───── Dataset content ─────

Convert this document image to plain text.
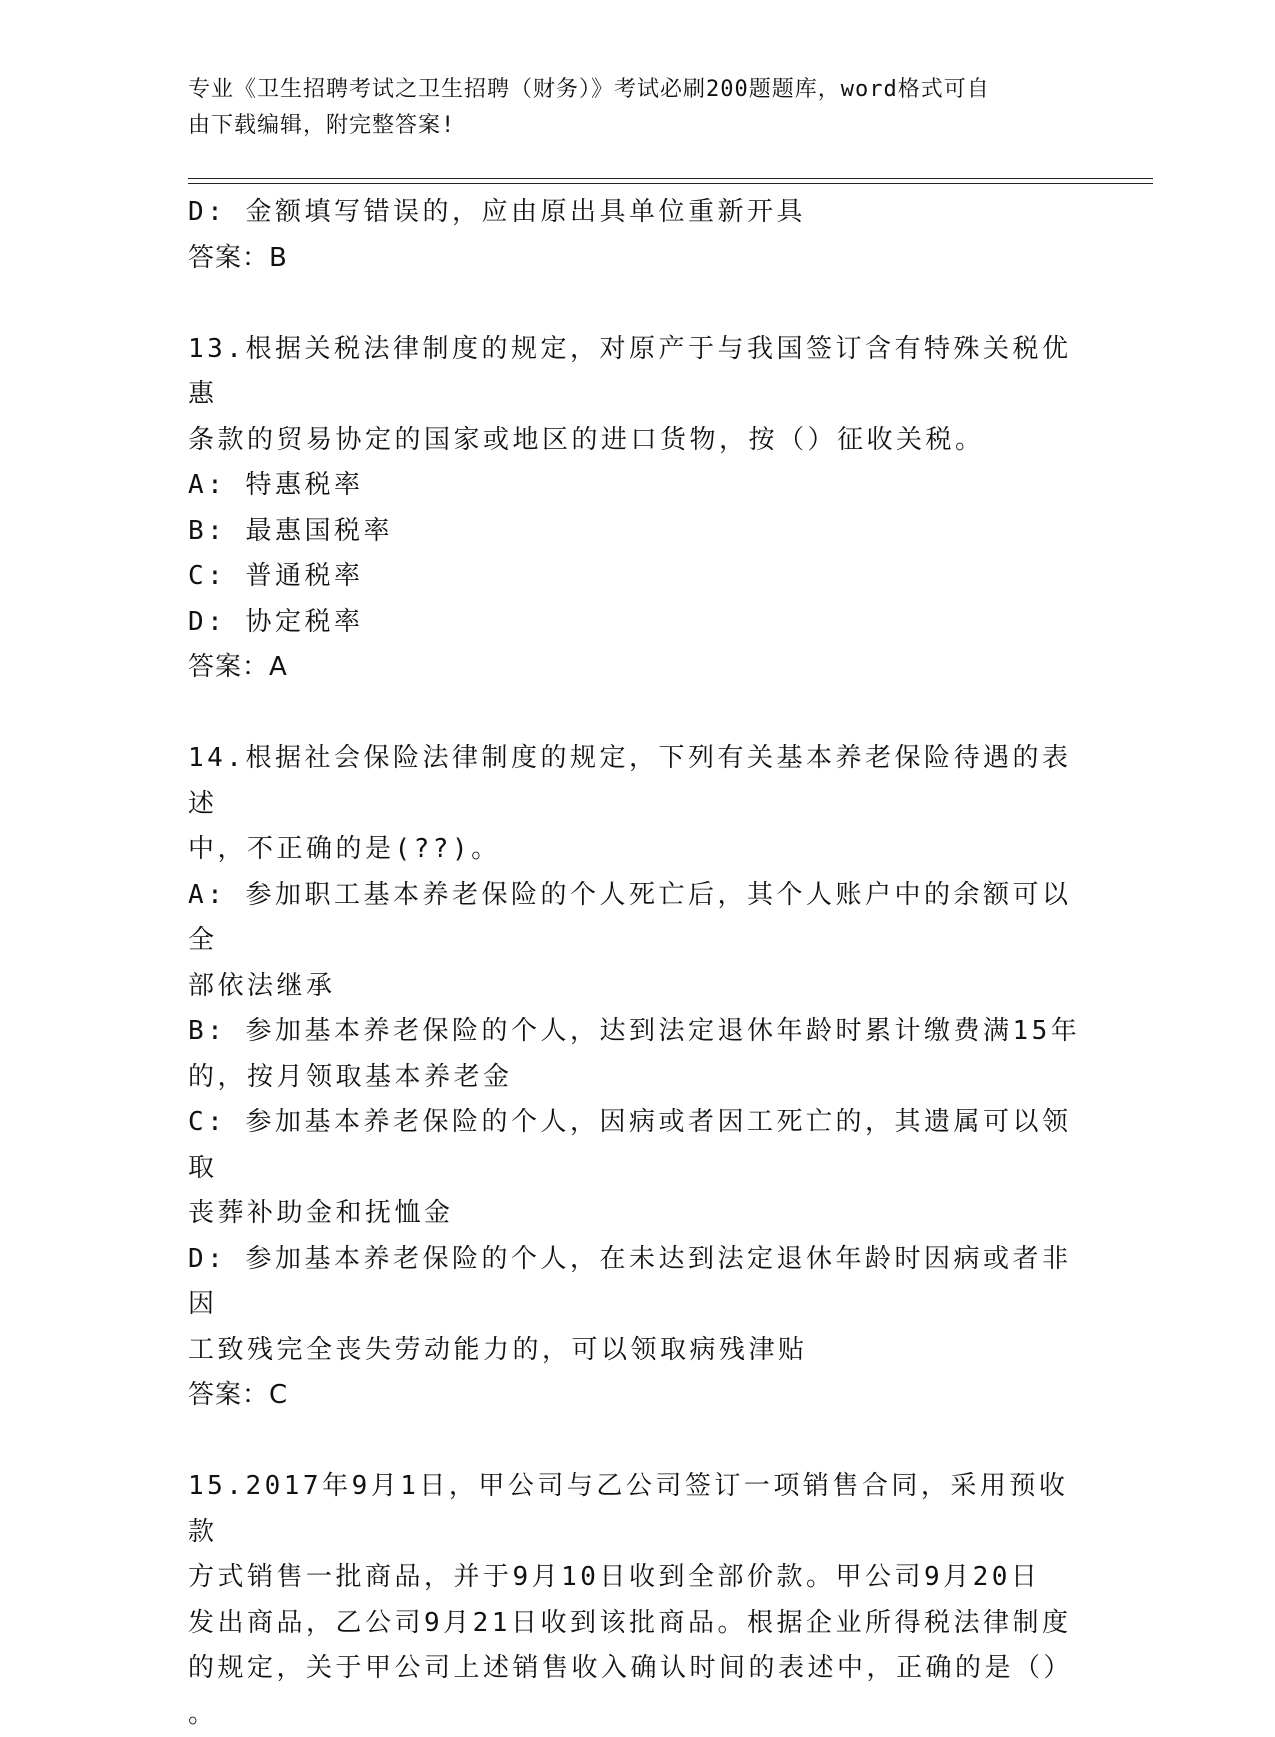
专业《卫生招聘考试之卫生招聘（财务）》考试必刷200题题库，word格式可自
由下载编辑，附完整答案!
D: 金额填写错误的，应由原出具单位重新开具
答案：B
13.根据关税法律制度的规定，对原产于与我国签订含有特殊关税优惠
条款的贸易协定的国家或地区的进口货物，按（）征收关税。
A: 特惠税率
B: 最惠国税率
C: 普通税率
D: 协定税率
答案：A
14.根据社会保险法律制度的规定，下列有关基本养老保险待遇的表述
中，不正确的是(??)。
A: 参加职工基本养老保险的个人死亡后，其个人账户中的余额可以全
部依法继承
B: 参加基本养老保险的个人，达到法定退休年龄时累计缴费满15年
的，按月领取基本养老金
C: 参加基本养老保险的个人，因病或者因工死亡的，其遗属可以领取
丧葬补助金和抚恤金
D: 参加基本养老保险的个人，在未达到法定退休年龄时因病或者非因
工致残完全丧失劳动能力的，可以领取病残津贴
答案：C
15.2017年9月1日，甲公司与乙公司签订一项销售合同，采用预收款
方式销售一批商品，并于9月10日收到全部价款。甲公司9月20日
发出商品，乙公司9月21日收到该批商品。根据企业所得税法律制度
的规定，关于甲公司上述销售收入确认时间的表述中，正确的是（）
。
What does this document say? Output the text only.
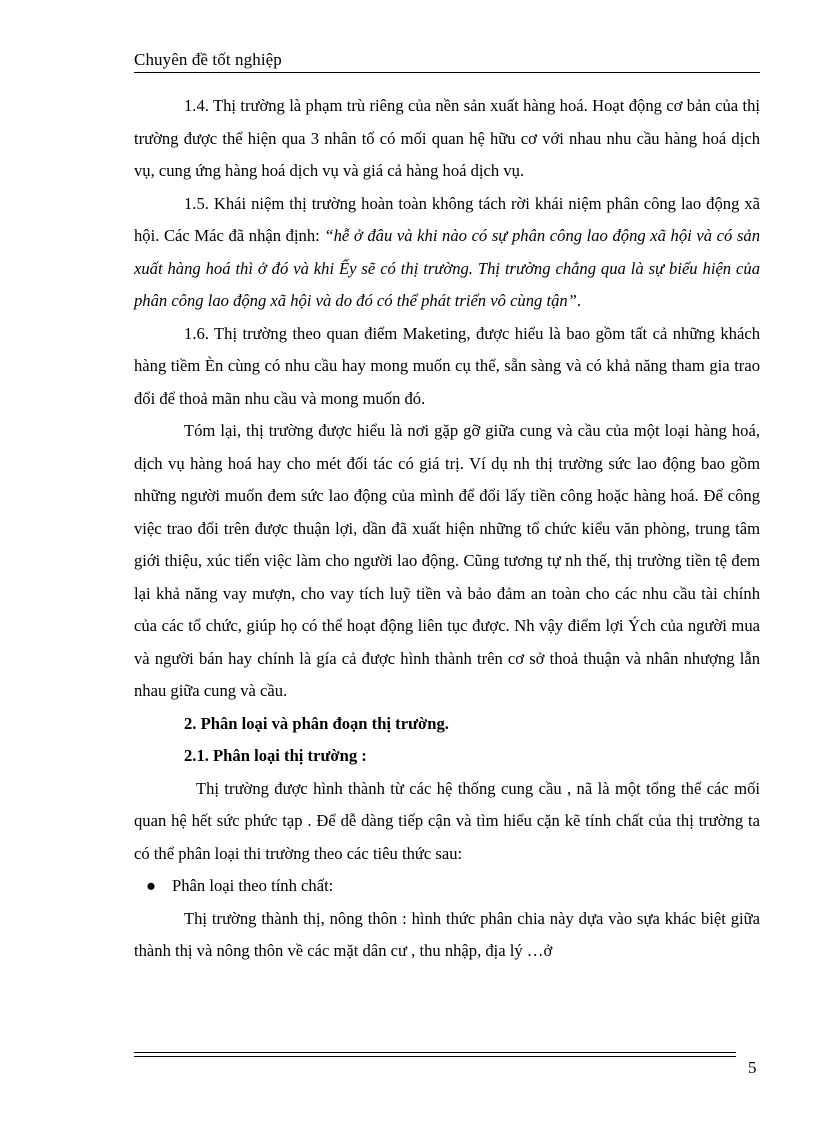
Chuyên đề tốt nghiệp

1.4. Thị trường là phạm trù riêng của nền sản xuất hàng hoá. Hoạt động cơ bản của thị trường được thể hiện qua 3 nhân tố có mối quan hệ hữu cơ với nhau nhu cầu hàng hoá dịch vụ, cung ứng hàng hoá dịch vụ và giá cả hàng hoá dịch vụ.

1.5. Khái niệm thị trường hoàn toàn không tách rời khái niệm phân công lao động xã hội. Các Mác đã nhận định: “hễ ở đâu và khi nào có sự phân công lao động xã hội và có sản xuất hàng hoá thì ở đó và khi Ếy sẽ có thị trường. Thị trường chẳng qua là sự biểu hiện của phân công lao động xã hội và do đó có thể phát triển vô cùng tận”.

1.6. Thị trường theo quan điểm Maketing, được hiểu là bao gồm tất cả những khách hàng tiềm Èn cùng có nhu cầu hay mong muốn cụ thể, sẵn sàng và có khả năng tham gia trao đổi để thoả mãn nhu cầu và mong muốn đó.

Tóm lại, thị trường được hiểu là nơi gặp gỡ giữa cung và cầu của một loại hàng hoá, dịch vụ hàng hoá hay cho mét đối tác có giá trị. Ví dụ nh thị trường sức lao động bao gồm những người muốn đem sức lao động của mình để đổi lấy tiền công hoặc hàng hoá. Để công việc trao đổi trên được thuận lợi, dần đã xuất hiện những tổ chức kiểu văn phòng, trung tâm giới thiệu, xúc tiến việc làm cho người lao động. Cũng tương tự nh thế, thị trường tiền tệ đem lại khả năng vay mượn, cho vay tích luỹ tiền và bảo đảm an toàn cho các nhu cầu tài chính của các tổ chức, giúp họ có thể hoạt động liên tục được. Nh vậy điểm lợi Ých của người mua và người bán hay chính là gía cả được hình thành trên cơ sở thoả thuận và nhân nhượng lẫn nhau giữa cung và cầu.

2. Phân loại và phân đoạn thị trường.

2.1. Phân loại thị trường :

Thị trường được hình thành từ các hệ thống cung cầu , nã là một tổng thể các mối quan hệ hết sức phức tạp . Để dễ dàng tiếp cận và tìm hiểu cặn kẽ tính chất của thị trường ta có thể phân loại thi trường theo các tiêu thức sau:

● Phân loại theo tính chất:

Thị trường thành thị, nông thôn : hình thức phân chia này dựa vào sựa khác biệt giữa thành thị và nông thôn về các mặt dân cư , thu nhập, địa lý …ở

5
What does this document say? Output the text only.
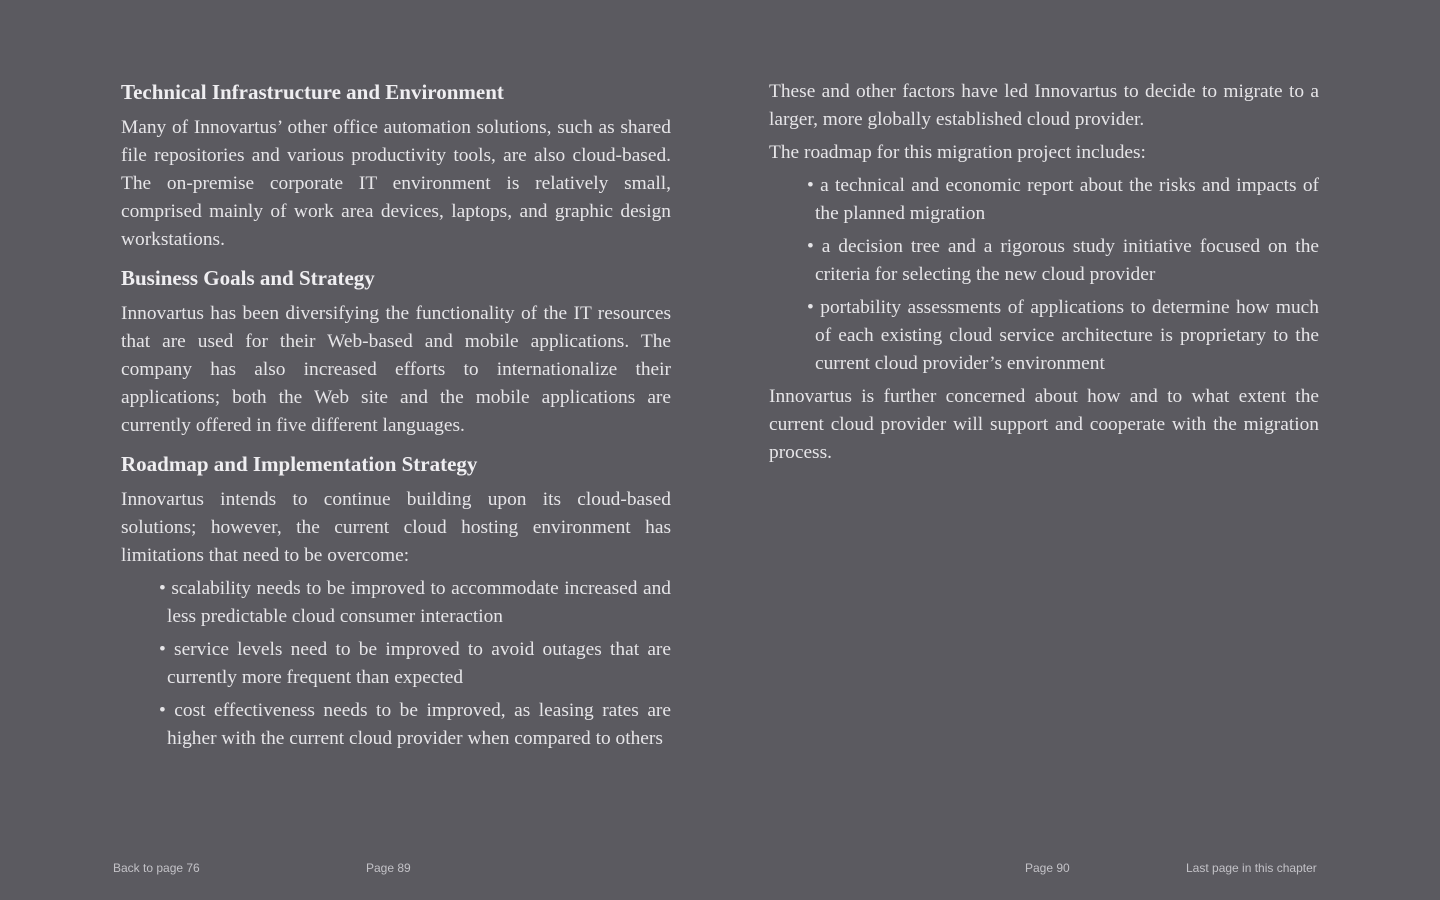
Technical Infrastructure and Environment

Many of Innovartus’ other office automation solutions, such as shared file repositories and various productivity tools, are also cloud-based. The on-premise corporate IT environment is relatively small, comprised mainly of work area devices, laptops, and graphic design workstations.

Business Goals and Strategy

Innovartus has been diversifying the functionality of the IT resources that are used for their Web-based and mobile applications. The company has also increased efforts to internationalize their applications; both the Web site and the mobile applications are currently offered in five different languages.

Roadmap and Implementation Strategy

Innovartus intends to continue building upon its cloud-based solutions; however, the current cloud hosting environment has limitations that need to be overcome:

• scalability needs to be improved to accommodate increased and less predictable cloud consumer interaction
• service levels need to be improved to avoid outages that are currently more frequent than expected
• cost effectiveness needs to be improved, as leasing rates are higher with the current cloud provider when compared to others

These and other factors have led Innovartus to decide to migrate to a larger, more globally established cloud provider.

The roadmap for this migration project includes:

• a technical and economic report about the risks and impacts of the planned migration
• a decision tree and a rigorous study initiative focused on the criteria for selecting the new cloud provider
• portability assessments of applications to determine how much of each existing cloud service architecture is proprietary to the current cloud provider’s environment

Innovartus is further concerned about how and to what extent the current cloud provider will support and cooperate with the migration process.

Back to page 76	Page 89	Page 90	Last page in this chapter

─────

Problem statement -> Show all lines from the data above in which the word "needs" appears.

Solution for this problem ->
• scalability needs to be improved to accommodate increased and less predictable cloud consumer interaction
• cost effectiveness needs to be improved, as leasing rates are higher with the current cloud provider when compared to others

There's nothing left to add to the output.